Task directions
Locate each line holding the string "this" and copy it.

Part of a data file:
______________________________

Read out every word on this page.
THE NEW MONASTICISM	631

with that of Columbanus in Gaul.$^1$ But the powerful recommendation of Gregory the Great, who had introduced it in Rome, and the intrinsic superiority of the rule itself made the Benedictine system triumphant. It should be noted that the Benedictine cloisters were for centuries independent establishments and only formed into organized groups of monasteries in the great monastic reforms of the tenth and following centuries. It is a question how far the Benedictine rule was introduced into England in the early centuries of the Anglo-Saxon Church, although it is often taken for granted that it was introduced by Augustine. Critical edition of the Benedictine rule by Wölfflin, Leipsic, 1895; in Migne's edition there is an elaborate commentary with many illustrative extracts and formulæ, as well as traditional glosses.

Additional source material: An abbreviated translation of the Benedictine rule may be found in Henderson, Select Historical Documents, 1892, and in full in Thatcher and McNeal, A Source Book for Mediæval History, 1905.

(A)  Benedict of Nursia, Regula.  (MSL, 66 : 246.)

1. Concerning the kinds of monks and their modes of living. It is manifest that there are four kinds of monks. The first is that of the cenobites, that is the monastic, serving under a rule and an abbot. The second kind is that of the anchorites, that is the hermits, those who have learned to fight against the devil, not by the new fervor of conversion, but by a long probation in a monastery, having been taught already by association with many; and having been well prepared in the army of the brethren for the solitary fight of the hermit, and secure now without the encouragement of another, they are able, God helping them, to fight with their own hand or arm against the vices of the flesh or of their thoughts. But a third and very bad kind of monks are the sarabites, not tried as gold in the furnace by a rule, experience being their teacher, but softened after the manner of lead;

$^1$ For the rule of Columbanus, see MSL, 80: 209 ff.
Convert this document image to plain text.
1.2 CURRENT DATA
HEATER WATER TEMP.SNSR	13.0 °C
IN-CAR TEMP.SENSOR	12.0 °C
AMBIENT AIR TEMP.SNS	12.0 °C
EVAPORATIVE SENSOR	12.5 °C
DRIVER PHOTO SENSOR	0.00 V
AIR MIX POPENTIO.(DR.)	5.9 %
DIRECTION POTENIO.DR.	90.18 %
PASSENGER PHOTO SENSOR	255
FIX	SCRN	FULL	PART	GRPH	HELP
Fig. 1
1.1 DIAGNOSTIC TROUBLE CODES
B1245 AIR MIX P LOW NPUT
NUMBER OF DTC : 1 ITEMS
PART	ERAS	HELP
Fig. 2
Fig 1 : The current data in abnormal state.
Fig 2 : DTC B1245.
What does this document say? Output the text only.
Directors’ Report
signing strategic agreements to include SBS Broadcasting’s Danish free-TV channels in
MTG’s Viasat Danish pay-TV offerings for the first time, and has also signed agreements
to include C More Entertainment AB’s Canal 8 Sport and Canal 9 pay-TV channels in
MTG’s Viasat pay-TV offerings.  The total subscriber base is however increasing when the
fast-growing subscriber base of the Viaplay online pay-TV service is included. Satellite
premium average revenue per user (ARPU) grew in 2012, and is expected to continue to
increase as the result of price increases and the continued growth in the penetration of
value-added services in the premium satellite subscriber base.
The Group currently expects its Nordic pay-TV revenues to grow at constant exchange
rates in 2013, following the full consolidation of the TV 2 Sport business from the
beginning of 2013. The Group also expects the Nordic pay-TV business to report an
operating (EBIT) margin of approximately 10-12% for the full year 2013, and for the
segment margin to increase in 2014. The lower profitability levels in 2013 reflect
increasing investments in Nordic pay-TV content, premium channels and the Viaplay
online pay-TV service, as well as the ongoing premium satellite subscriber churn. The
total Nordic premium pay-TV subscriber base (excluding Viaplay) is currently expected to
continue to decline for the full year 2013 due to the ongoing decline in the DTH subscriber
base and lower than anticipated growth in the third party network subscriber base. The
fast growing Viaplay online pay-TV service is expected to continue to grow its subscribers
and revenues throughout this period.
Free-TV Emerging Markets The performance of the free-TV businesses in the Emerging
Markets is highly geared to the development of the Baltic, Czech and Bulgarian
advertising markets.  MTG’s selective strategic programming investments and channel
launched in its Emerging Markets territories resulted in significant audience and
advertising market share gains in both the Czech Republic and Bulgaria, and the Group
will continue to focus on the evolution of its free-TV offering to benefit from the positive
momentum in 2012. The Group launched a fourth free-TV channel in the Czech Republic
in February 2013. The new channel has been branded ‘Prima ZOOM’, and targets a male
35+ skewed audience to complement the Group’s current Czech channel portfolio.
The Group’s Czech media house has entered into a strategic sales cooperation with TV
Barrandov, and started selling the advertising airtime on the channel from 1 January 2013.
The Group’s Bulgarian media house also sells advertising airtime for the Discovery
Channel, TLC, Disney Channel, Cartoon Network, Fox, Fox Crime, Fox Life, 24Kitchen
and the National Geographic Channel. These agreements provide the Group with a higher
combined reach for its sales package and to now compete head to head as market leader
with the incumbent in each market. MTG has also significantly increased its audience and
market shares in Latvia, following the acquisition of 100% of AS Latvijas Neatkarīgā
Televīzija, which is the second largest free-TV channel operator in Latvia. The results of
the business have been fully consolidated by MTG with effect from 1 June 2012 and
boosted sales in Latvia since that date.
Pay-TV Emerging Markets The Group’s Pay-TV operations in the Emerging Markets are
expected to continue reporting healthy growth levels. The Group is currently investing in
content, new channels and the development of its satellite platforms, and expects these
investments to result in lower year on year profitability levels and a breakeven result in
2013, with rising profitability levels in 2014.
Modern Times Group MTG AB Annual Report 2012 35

______________________________

Exercise solution
Read out every word on this page.
Convert this document image to plain text.
What does this document say? Output the text only.
and revenues throughout this period.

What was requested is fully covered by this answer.